§ Problems to work on
**a.** According to the Buffalo Niagara policy passage, how much shorter is the life expectancy of Black residents than that of white residents within the City of Buffalo?
**b.** Carry the Buffalo Niagara policy passage further, picking up right after its final sentence.

§ Document passage
☆ ☆ ☆
6. Health. Buffalo Niagara suffers from unusually bad health outcomes closely linked to poverty, segregation, disinvestment, and environmental problems. Examples include lead poisoning and asthma, which disproportionately affect people of color and people with low incomes. Within the City of Buffalo, the life expectancy of Black residents is 12 years shorter than that of white residents. There is an urgent need to eliminate these racial, economic, and geographic-based health inequities.

7. Community safety. Local governments over-rely on policing while underinvesting in public and behavioral health. This makes our communities less safe and particularly harms residents who are Black, Indigenous, and people of color, with persistent racial disparities in arrests, sentencing, and incarceration. Investing in alternatives to policing, such as the use of civilian responders for incidents involving mental health and other nonviolent situations, can reduce unnecessary interaction with law enforcement. Funding should be redirected from responding to violent crime to preventing it. Community-led safety initiatives, including parent networks, violence intervention, drug user health, and restorative justice, should be recognized as proven building blocks of public safety, worthy of significant public investment.

8. Development. Our region’s economic future lies in sustainable, community-controlled development that supports local, independent businesses, living wage jobs, and environmental responsibility. Development resources should be concentrated in high-need areas where they will have the greatest impact, not squandered on greenfield sites in areas experiencing development pressure. Municipalities and developers should center residents as experts and decision-makers in their own neighborhoods.

9. Transportation. Buffalo Niagara lacks accessible, timely public transportation. One in every four households in the city of Buffalo does not have access to a car, and they often miss out on quality job opportunities, housing, education, and healthcare due to lack of accessibility. As a state and region, we must reorient our policy decisions to prioritize public transportation, which is more equitable and sustainable than private vehicle use. This includes creating robust dedicated funding sources for public transit, investing in electric buses, increasing bus service, expanding the metro rail system, and incentivizing use of public transit.
☆ ☆ ☆
§ Information provided
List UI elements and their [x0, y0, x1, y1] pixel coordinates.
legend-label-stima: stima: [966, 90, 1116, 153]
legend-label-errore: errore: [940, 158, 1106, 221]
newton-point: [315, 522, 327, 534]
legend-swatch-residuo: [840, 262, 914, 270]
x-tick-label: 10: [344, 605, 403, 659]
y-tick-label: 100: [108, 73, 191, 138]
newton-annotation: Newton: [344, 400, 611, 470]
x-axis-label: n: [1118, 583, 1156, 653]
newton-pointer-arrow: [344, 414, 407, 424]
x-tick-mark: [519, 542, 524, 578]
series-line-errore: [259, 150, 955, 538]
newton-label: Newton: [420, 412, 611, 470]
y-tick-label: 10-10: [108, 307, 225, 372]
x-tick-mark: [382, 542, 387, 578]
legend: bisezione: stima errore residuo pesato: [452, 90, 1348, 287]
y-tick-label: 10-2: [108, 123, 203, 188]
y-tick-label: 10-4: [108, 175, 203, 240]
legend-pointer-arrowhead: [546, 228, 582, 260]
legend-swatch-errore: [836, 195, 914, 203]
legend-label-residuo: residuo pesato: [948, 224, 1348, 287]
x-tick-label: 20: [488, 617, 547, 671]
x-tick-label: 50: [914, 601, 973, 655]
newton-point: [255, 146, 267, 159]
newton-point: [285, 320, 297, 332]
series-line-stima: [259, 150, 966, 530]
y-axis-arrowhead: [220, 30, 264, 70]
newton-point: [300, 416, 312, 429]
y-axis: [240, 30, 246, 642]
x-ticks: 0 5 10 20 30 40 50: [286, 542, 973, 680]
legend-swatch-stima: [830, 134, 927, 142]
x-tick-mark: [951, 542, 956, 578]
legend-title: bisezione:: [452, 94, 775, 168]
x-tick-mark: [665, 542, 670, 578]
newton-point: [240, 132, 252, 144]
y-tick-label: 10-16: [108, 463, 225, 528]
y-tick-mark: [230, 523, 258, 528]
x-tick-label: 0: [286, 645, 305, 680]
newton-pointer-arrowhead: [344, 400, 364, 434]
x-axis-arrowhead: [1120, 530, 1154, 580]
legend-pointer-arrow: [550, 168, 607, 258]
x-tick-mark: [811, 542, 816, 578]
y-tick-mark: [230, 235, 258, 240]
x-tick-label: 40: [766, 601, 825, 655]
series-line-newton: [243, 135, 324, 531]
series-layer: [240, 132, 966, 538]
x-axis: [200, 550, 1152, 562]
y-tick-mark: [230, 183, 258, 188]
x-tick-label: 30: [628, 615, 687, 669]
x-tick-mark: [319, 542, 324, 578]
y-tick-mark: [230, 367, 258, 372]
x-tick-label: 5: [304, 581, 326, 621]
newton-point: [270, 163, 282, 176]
☆ ☆ ☆
§ Results
**a.** 12 years

**b.**
10. Cultural support. Arts and culture organizations are critical community assets in Buffalo Niagara. They provide neighborhood services and spaces of belonging for children and adults, drive economic and tourism activity, and create a vibrant quality of life. The arts and culture sector, however – especially small and medium organizations and those serving people of color – has been severely under-funded. Smaller and “frontline” groups in particular need transparent, equitable, and sustainable government funding. In addition, local governments should support Buffalo Niagara’s cultural history by moving quickly to preserve landmark architecture and by valuing Native American historical sites and culture.

11. Taxes and government revenue. Major reform is required to (i) reduce the tax burden on people with low incomes; (ii) increase taxes on products and activities that cause pollution in order to reflect their true social and governmental costs; (iii) reduce wasteful corporate tax subsidies; and (iv) provide greater, more equitable, and more predictable support to high-poverty cities and counties.

12. Representative, accountable, and transparent government. Making state and local government more democratic, efficient, and accountable will require campaign finance reform, the curtailing of independent authorities, and increased regional cooperation, along with close attention to issues of patronage, contracting procedures, ethics, public input, transparency, and the enforcement of existing laws and regulations. Elected officials and government offices should recognize the value of public participation. Broad resident input results in better policy that is more likely to be implemented successfully. To strengthen local democracy, residents’ voices should be heard and valued by the elected officials that represent them.